*** Opening Data supplied ***

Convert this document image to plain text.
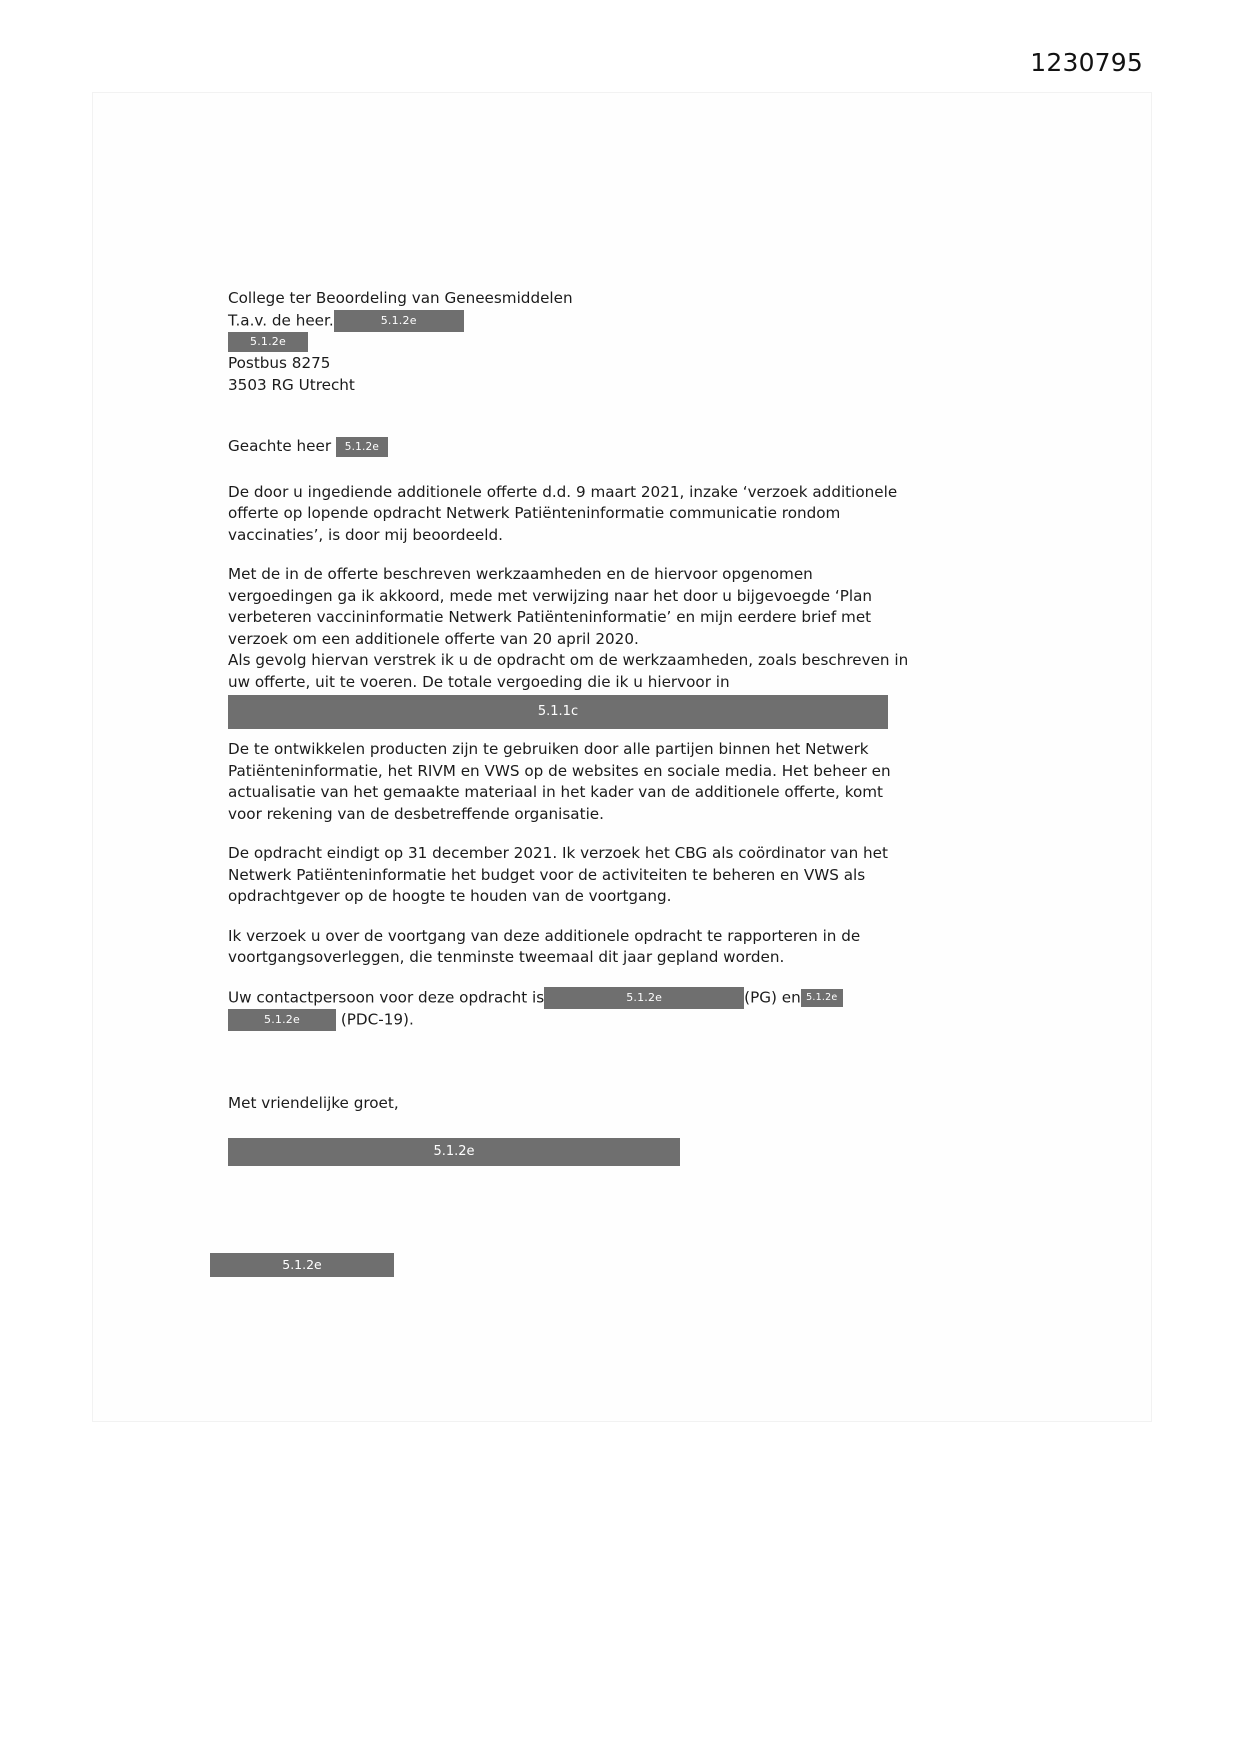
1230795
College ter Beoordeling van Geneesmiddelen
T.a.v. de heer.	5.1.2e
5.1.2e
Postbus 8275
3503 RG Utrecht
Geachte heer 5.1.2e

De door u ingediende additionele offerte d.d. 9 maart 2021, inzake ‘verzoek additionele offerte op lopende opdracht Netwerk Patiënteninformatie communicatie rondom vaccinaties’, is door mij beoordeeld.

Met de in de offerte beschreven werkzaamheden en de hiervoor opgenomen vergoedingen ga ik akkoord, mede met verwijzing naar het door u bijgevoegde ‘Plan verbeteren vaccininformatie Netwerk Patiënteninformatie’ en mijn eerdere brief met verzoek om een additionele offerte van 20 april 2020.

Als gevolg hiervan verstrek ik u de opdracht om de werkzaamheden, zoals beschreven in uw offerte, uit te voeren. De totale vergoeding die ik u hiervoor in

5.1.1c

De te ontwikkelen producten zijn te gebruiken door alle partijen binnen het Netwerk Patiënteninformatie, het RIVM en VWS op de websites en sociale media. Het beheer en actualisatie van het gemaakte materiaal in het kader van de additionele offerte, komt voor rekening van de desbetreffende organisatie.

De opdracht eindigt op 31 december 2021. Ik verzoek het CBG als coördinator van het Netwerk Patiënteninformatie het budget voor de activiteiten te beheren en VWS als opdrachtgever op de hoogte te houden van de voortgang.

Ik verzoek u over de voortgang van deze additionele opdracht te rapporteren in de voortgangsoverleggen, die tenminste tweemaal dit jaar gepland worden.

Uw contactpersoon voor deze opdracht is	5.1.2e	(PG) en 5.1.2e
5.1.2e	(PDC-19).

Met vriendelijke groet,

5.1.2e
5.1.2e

*** Closing Data supplied ***

Output all of the entries verbatim, leaving out any images.

• [Expected output]:
Convert this document image to plain text.
1230795
College ter Beoordeling van Geneesmiddelen
T.a.v. de heer.	5.1.2e
5.1.2e
Postbus 8275
3503 RG Utrecht
Geachte heer 5.1.2e

De door u ingediende additionele offerte d.d. 9 maart 2021, inzake ‘verzoek additionele offerte op lopende opdracht Netwerk Patiënteninformatie communicatie rondom vaccinaties’, is door mij beoordeeld.

Met de in de offerte beschreven werkzaamheden en de hiervoor opgenomen vergoedingen ga ik akkoord, mede met verwijzing naar het door u bijgevoegde ‘Plan verbeteren vaccininformatie Netwerk Patiënteninformatie’ en mijn eerdere brief met verzoek om een additionele offerte van 20 april 2020.

Als gevolg hiervan verstrek ik u de opdracht om de werkzaamheden, zoals beschreven in uw offerte, uit te voeren. De totale vergoeding die ik u hiervoor in

5.1.1c

De te ontwikkelen producten zijn te gebruiken door alle partijen binnen het Netwerk Patiënteninformatie, het RIVM en VWS op de websites en sociale media. Het beheer en actualisatie van het gemaakte materiaal in het kader van de additionele offerte, komt voor rekening van de desbetreffende organisatie.

De opdracht eindigt op 31 december 2021. Ik verzoek het CBG als coördinator van het Netwerk Patiënteninformatie het budget voor de activiteiten te beheren en VWS als opdrachtgever op de hoogte te houden van de voortgang.

Ik verzoek u over de voortgang van deze additionele opdracht te rapporteren in de voortgangsoverleggen, die tenminste tweemaal dit jaar gepland worden.

Uw contactpersoon voor deze opdracht is	5.1.2e	(PG) en 5.1.2e
5.1.2e	(PDC-19).

Met vriendelijke groet,

5.1.2e
5.1.2e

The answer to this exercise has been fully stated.